__Exercise goal__:
Below are records to repeat exactly. Omit the pictures from the copy.

__Extracted entries__:
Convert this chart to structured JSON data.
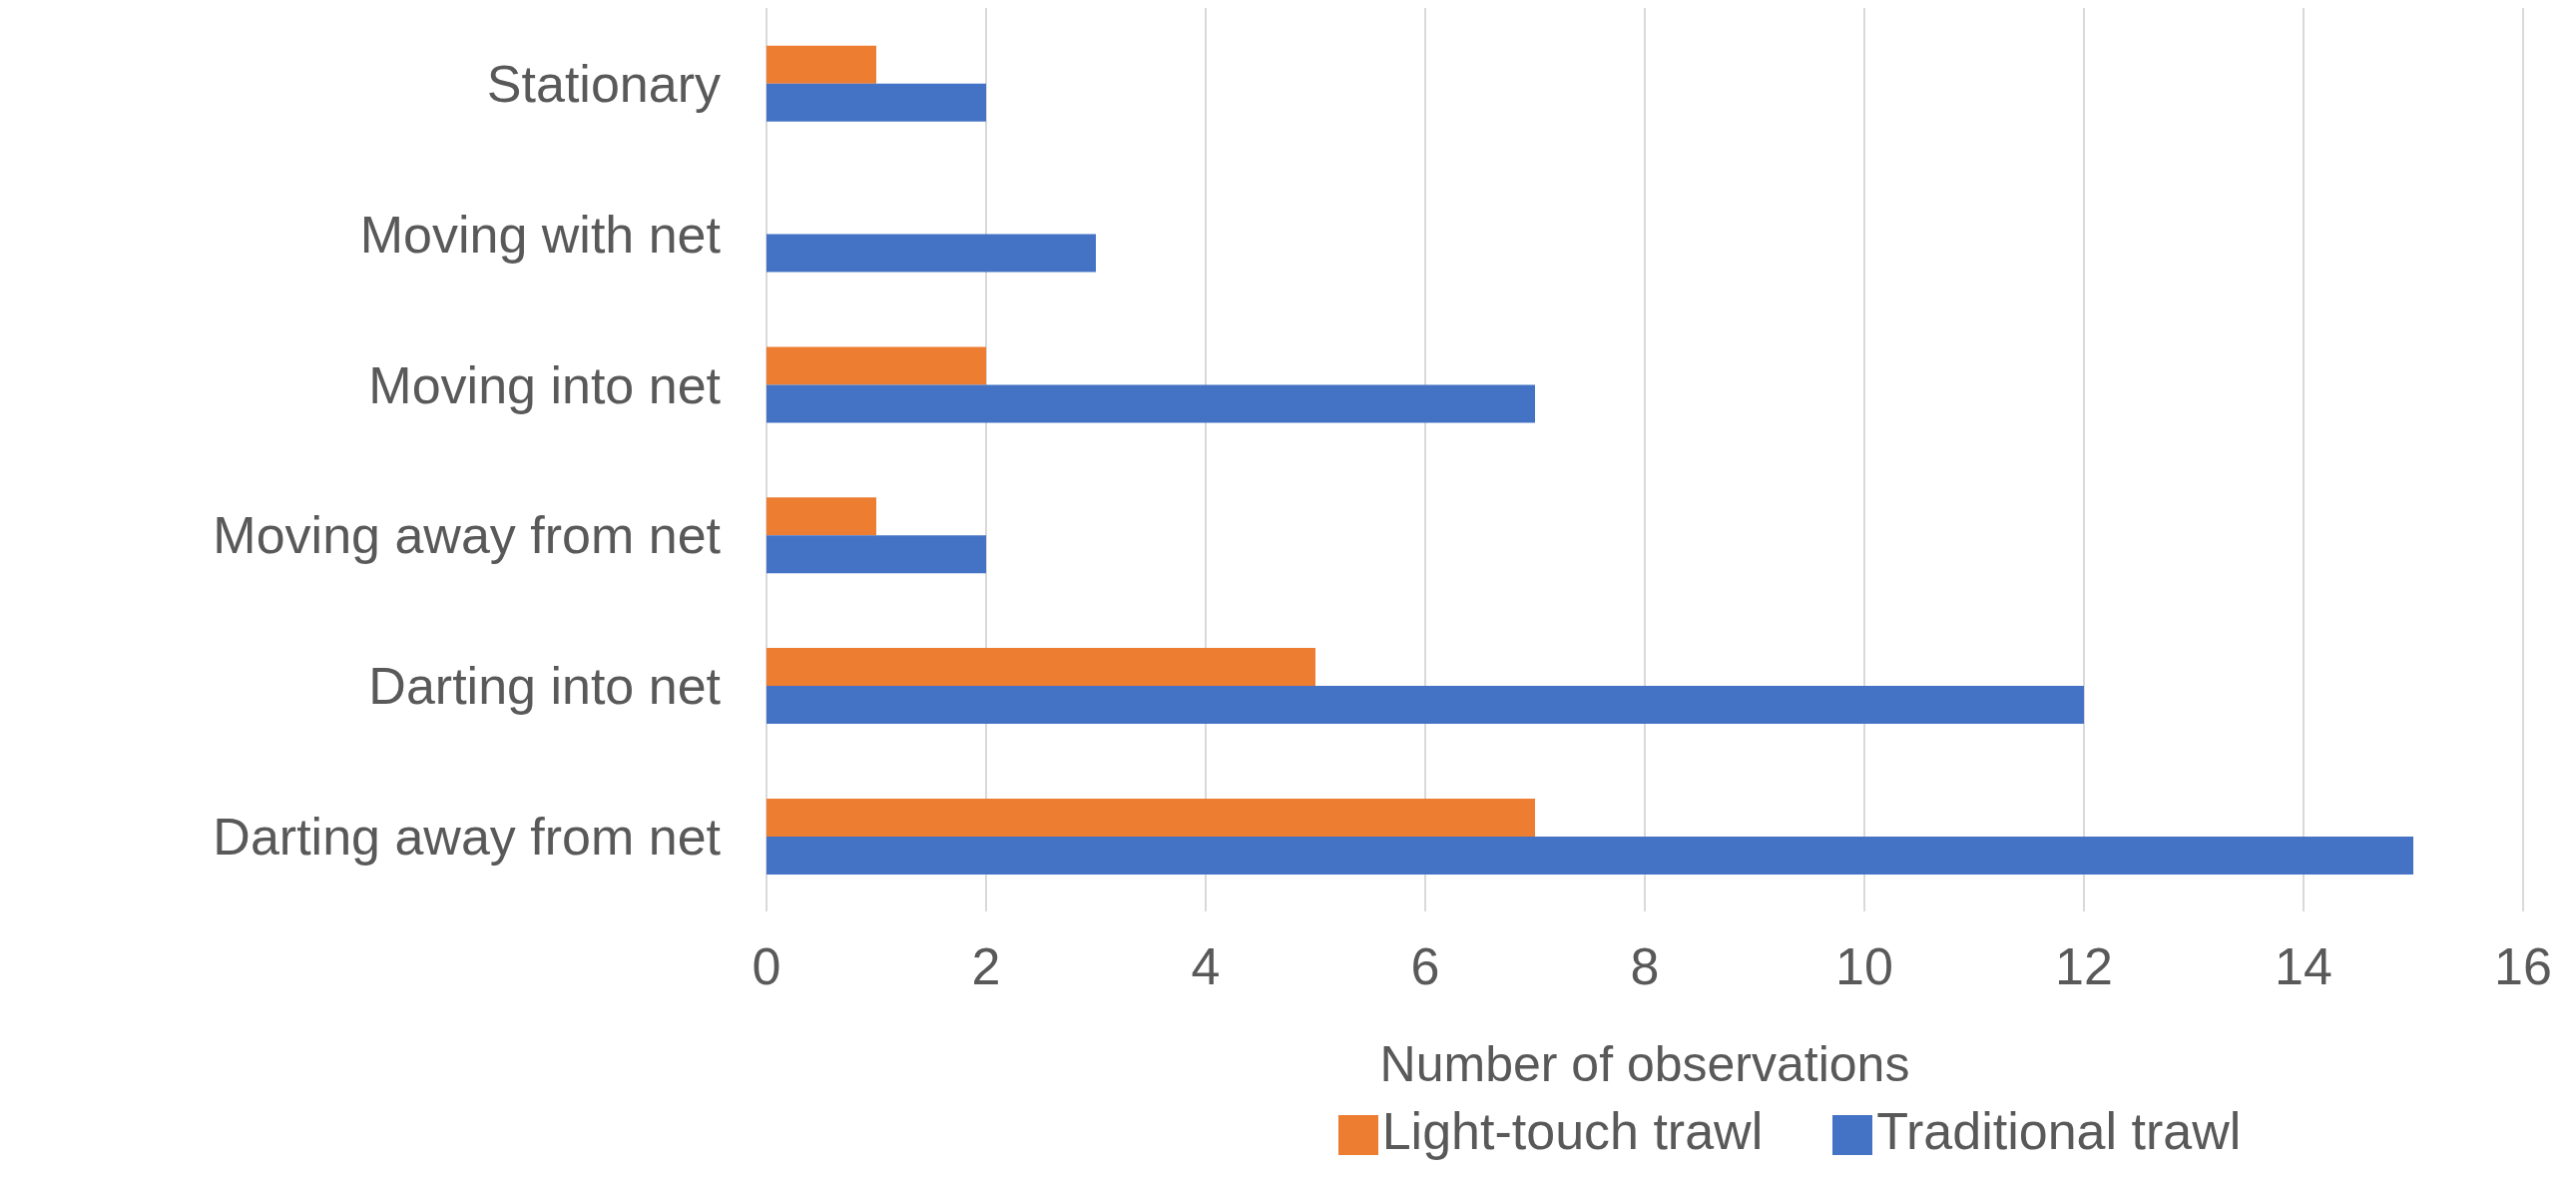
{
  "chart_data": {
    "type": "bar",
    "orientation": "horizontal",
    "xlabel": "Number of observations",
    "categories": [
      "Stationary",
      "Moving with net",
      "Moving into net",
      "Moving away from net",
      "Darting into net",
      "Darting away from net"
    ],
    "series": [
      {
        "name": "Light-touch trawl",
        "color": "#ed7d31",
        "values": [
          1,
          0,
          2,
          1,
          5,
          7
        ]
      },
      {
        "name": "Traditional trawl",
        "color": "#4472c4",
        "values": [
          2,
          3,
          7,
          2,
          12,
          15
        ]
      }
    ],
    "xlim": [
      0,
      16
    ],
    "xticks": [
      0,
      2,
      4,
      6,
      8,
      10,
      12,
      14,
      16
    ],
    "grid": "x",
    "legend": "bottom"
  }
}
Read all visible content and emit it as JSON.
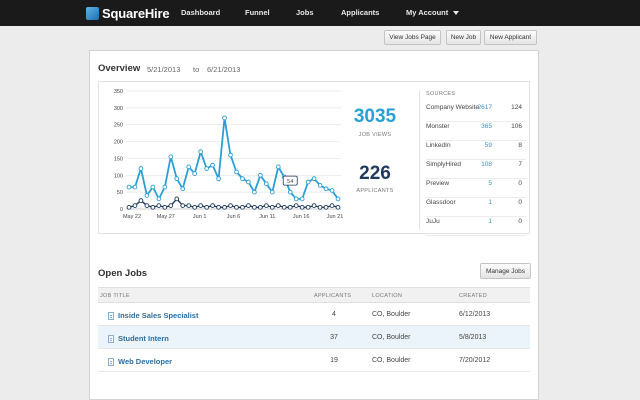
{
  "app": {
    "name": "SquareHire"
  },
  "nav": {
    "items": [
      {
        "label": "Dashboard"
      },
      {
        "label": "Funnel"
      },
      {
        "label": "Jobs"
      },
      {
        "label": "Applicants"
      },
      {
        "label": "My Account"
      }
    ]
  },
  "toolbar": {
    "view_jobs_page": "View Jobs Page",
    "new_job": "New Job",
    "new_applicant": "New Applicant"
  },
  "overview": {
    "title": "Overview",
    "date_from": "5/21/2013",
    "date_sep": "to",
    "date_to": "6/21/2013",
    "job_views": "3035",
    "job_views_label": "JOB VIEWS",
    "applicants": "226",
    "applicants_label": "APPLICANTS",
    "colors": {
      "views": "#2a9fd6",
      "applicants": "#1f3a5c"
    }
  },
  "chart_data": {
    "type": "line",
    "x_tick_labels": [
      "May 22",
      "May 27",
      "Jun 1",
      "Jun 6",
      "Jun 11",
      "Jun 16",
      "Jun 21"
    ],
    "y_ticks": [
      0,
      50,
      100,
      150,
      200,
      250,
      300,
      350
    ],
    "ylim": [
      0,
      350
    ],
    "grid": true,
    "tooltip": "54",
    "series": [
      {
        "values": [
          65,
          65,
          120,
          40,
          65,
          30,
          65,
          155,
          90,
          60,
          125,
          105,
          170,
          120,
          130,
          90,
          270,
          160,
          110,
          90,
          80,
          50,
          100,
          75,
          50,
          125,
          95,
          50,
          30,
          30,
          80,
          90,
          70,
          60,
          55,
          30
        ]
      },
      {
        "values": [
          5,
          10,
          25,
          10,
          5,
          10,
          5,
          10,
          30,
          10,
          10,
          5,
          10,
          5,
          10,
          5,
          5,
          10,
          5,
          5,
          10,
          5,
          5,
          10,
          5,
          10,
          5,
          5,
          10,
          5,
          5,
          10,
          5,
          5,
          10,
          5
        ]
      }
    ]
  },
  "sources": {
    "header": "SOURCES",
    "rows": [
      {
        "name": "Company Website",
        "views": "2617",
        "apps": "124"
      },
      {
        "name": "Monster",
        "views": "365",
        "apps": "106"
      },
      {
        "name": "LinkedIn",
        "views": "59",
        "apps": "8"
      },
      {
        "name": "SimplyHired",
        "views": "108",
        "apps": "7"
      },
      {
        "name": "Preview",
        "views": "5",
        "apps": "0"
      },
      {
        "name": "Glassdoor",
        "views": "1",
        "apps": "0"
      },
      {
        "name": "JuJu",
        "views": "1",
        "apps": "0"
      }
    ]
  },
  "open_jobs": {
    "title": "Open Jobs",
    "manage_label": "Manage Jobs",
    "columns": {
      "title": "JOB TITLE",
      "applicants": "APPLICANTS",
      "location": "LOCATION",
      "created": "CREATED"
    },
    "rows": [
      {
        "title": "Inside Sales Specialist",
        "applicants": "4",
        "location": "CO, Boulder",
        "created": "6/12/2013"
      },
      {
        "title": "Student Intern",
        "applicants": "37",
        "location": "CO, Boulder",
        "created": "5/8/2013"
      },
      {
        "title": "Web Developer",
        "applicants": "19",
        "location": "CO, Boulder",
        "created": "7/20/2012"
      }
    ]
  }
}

__Solution__:
Convert this chart to structured JSON data.
{
  "chart_data": {
    "type": "bar",
    "orientation": "horizontal",
    "xlabel": "Number of observations",
    "categories": [
      "Stationary",
      "Moving with net",
      "Moving into net",
      "Moving away from net",
      "Darting into net",
      "Darting away from net"
    ],
    "series": [
      {
        "name": "Light-touch trawl",
        "color": "#ed7d31",
        "values": [
          1,
          0,
          2,
          1,
          5,
          7
        ]
      },
      {
        "name": "Traditional trawl",
        "color": "#4472c4",
        "values": [
          2,
          3,
          7,
          2,
          12,
          15
        ]
      }
    ],
    "xlim": [
      0,
      16
    ],
    "xticks": [
      0,
      2,
      4,
      6,
      8,
      10,
      12,
      14,
      16
    ],
    "grid": "x",
    "legend": "bottom"
  }
}
Read all visible content and emit it as JSON.
{
  "app": {
    "name": "SquareHire"
  },
  "nav": {
    "items": [
      {
        "label": "Dashboard"
      },
      {
        "label": "Funnel"
      },
      {
        "label": "Jobs"
      },
      {
        "label": "Applicants"
      },
      {
        "label": "My Account"
      }
    ]
  },
  "toolbar": {
    "view_jobs_page": "View Jobs Page",
    "new_job": "New Job",
    "new_applicant": "New Applicant"
  },
  "overview": {
    "title": "Overview",
    "date_from": "5/21/2013",
    "date_sep": "to",
    "date_to": "6/21/2013",
    "job_views": "3035",
    "job_views_label": "JOB VIEWS",
    "applicants": "226",
    "applicants_label": "APPLICANTS",
    "colors": {
      "views": "#2a9fd6",
      "applicants": "#1f3a5c"
    }
  },
  "chart_data": {
    "type": "line",
    "x_tick_labels": [
      "May 22",
      "May 27",
      "Jun 1",
      "Jun 6",
      "Jun 11",
      "Jun 16",
      "Jun 21"
    ],
    "y_ticks": [
      0,
      50,
      100,
      150,
      200,
      250,
      300,
      350
    ],
    "ylim": [
      0,
      350
    ],
    "grid": true,
    "tooltip": "54",
    "series": [
      {
        "values": [
          65,
          65,
          120,
          40,
          65,
          30,
          65,
          155,
          90,
          60,
          125,
          105,
          170,
          120,
          130,
          90,
          270,
          160,
          110,
          90,
          80,
          50,
          100,
          75,
          50,
          125,
          95,
          50,
          30,
          30,
          80,
          90,
          70,
          60,
          55,
          30
        ]
      },
      {
        "values": [
          5,
          10,
          25,
          10,
          5,
          10,
          5,
          10,
          30,
          10,
          10,
          5,
          10,
          5,
          10,
          5,
          5,
          10,
          5,
          5,
          10,
          5,
          5,
          10,
          5,
          10,
          5,
          5,
          10,
          5,
          5,
          10,
          5,
          5,
          10,
          5
        ]
      }
    ]
  },
  "sources": {
    "header": "SOURCES",
    "rows": [
      {
        "name": "Company Website",
        "views": "2617",
        "apps": "124"
      },
      {
        "name": "Monster",
        "views": "365",
        "apps": "106"
      },
      {
        "name": "LinkedIn",
        "views": "59",
        "apps": "8"
      },
      {
        "name": "SimplyHired",
        "views": "108",
        "apps": "7"
      },
      {
        "name": "Preview",
        "views": "5",
        "apps": "0"
      },
      {
        "name": "Glassdoor",
        "views": "1",
        "apps": "0"
      },
      {
        "name": "JuJu",
        "views": "1",
        "apps": "0"
      }
    ]
  },
  "open_jobs": {
    "title": "Open Jobs",
    "manage_label": "Manage Jobs",
    "columns": {
      "title": "JOB TITLE",
      "applicants": "APPLICANTS",
      "location": "LOCATION",
      "created": "CREATED"
    },
    "rows": [
      {
        "title": "Inside Sales Specialist",
        "applicants": "4",
        "location": "CO, Boulder",
        "created": "6/12/2013"
      },
      {
        "title": "Student Intern",
        "applicants": "37",
        "location": "CO, Boulder",
        "created": "5/8/2013"
      },
      {
        "title": "Web Developer",
        "applicants": "19",
        "location": "CO, Boulder",
        "created": "7/20/2012"
      }
    ]
  }
}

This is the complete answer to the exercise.